This data is shared for the legitimate interests of the customer. You've bought something and asked to a) pay for it, and b) have it delivered. I think it's reasonable to expect that the companies involved in this can contact you for the purposes of fulfilling your request.

This is all done under GDPR. The companies hold the data only for as long as they need, for the purposes explicitly requested by the user. This will all be included in privacy policies.

> It also seems that you could set up your own relay allowing those providers to contact your customers.

This might be technically possible, but introduces many concerns such as deliverability and spam ratings. Relaying email in this way is non-trivial when you're doing it at scale. For services sending ~100k emails a month or more, this requires careful planning because it's very easy to become filtered as spam.




What stops the user from consensually providing this information in a form field at checkout, if they wish for such contact?


1. You already gave those downstream vendors your contact information so they can, you know, ship your package to your home and charge your credit card.

######

• [Written tasks]:
a – In the GDPR discussion, at roughly what monthly email volume does relaying call for careful planning?
b – Please pick up the GDPR discussion after its last line and carry it on.
These rows were taken from a separate source, unrelated to the GDPR discussion.

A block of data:
######

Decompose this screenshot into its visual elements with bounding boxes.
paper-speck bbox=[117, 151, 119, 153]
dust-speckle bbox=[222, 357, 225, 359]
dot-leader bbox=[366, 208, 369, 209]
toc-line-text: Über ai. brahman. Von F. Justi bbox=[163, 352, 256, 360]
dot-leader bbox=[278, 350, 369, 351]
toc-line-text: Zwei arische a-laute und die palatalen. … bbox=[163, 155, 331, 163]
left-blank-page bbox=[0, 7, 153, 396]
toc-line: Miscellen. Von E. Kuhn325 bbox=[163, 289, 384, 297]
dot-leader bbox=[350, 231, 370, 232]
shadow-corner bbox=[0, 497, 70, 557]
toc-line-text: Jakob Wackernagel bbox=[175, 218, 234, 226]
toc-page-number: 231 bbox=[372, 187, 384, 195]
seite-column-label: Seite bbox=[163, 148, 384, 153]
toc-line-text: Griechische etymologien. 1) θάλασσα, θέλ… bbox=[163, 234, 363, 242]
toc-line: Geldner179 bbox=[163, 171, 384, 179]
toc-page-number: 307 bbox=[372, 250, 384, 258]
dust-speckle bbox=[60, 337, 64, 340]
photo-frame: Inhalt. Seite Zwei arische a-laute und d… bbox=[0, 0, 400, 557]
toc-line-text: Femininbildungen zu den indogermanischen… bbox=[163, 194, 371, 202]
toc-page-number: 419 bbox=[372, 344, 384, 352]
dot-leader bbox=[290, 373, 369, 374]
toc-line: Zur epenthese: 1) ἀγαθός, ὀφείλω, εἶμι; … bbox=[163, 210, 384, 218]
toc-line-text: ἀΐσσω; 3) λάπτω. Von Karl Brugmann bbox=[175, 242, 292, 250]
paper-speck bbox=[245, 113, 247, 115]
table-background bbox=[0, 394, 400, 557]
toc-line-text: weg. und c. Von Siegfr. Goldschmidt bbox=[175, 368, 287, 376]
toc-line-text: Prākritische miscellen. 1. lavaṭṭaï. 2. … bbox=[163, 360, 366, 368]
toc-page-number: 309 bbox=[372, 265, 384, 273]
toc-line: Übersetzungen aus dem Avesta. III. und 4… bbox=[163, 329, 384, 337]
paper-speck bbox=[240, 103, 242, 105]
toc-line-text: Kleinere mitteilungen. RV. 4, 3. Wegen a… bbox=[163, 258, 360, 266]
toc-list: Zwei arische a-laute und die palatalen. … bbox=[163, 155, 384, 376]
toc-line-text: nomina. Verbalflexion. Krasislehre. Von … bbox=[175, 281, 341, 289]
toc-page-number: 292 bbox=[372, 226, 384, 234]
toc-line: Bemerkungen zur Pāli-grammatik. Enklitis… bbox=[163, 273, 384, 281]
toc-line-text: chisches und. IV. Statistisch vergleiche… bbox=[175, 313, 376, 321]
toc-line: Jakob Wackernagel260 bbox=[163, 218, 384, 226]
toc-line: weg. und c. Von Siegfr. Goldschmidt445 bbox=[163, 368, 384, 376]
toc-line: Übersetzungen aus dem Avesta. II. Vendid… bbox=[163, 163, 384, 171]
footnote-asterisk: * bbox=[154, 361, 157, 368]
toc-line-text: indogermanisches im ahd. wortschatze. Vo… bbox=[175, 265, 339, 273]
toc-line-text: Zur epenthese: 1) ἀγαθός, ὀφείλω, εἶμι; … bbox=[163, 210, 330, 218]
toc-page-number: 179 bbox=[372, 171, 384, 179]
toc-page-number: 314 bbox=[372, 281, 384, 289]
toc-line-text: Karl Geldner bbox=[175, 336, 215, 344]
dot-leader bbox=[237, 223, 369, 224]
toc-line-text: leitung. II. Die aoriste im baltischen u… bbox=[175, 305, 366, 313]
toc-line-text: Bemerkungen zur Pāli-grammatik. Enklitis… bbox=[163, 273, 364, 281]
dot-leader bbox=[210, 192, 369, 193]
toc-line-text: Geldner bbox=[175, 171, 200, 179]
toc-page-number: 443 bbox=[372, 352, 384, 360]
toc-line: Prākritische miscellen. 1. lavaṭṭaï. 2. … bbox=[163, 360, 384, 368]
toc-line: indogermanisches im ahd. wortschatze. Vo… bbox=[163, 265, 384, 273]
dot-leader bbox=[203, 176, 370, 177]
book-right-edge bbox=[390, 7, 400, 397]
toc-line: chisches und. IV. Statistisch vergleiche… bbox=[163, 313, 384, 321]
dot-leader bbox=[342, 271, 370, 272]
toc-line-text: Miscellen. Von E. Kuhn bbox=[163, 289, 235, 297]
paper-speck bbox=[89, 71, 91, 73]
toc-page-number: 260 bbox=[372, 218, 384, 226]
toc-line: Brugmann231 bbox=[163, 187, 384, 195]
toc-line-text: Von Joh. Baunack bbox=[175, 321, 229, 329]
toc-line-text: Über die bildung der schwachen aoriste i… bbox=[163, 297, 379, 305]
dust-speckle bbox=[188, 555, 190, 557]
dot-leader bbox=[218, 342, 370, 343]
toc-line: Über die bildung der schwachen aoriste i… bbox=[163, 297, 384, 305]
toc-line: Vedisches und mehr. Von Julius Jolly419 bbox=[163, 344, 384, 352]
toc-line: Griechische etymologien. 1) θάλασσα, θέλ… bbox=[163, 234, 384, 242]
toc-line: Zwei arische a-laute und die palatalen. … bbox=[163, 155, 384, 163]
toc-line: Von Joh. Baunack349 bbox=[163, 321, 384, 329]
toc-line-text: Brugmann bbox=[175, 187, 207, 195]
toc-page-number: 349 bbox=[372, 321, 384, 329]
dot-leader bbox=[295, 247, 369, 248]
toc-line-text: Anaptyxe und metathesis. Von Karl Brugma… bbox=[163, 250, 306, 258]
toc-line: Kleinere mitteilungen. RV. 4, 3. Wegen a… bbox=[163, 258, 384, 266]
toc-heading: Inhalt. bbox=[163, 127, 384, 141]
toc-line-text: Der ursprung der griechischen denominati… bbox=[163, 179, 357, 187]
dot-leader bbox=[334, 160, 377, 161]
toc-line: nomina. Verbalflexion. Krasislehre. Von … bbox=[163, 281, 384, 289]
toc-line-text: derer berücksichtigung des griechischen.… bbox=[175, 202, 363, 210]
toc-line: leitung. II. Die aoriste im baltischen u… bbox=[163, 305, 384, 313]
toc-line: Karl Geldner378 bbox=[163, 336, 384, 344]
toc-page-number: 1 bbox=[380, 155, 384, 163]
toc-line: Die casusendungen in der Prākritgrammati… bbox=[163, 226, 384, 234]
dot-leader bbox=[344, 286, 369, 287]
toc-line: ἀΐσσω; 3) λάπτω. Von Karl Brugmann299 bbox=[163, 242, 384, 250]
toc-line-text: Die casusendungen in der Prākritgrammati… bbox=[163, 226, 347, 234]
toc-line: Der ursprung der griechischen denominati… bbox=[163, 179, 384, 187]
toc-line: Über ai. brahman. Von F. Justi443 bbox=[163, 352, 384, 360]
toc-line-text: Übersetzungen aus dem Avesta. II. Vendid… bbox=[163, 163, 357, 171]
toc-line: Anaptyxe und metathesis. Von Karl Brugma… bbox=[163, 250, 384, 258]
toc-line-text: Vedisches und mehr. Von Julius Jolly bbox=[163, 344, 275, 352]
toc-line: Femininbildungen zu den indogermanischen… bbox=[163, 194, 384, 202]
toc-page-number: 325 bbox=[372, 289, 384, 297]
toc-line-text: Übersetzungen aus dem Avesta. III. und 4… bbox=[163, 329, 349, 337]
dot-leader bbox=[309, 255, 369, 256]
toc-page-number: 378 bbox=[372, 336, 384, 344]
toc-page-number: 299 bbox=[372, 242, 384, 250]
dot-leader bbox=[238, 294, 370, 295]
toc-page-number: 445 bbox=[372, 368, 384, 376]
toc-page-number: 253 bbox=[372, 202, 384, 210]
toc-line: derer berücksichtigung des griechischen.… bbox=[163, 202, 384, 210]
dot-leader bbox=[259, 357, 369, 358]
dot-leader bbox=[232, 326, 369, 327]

######

• [Response list]:
a – Around 100k emails a month or more.

b –
2. 99.99% of all users probably want to be emailed tracking information or payment confirmation information. Adding such a checkbox only adds friction to their funnel in order to please an incredibly small minority of people using their site.


Thanks for that . A couple of things: 1. I don’t think an E-mail address is really necessary in order to ship a package or charge a credit card. 2. Friction and convenience used to be acceptable reasons to collect personal info without consent but maybe that’s starting to change. I highly doubt the 99.99% figure but having no data of my own I won’t dispute it. I trust that you have seen such an opt-in rate for sharing E-mail addresses in your past user research.


> I don’t think an E-mail address is really necessary in order to ship a package or charge a credit card.

For credit cards, no it's not (but would be for pay-later, PayPal perhaps, Alipay, AmazonPay, maybe).

For shipping, most shipping companies have the option to handle the customer communication. When creating an order you provide them an email address and/or phone number, and they will send notifications. Many use these channels to provide the user the ability to reschedule deliveries, select delivery windows, change their delivery address, etc. This process is often also white-labelled so you may not realise that it's actually with the delivery company.

These details are not stored long term, only for the purposes of doing the delivery, any applicable returns process, and any insurance claims, etc.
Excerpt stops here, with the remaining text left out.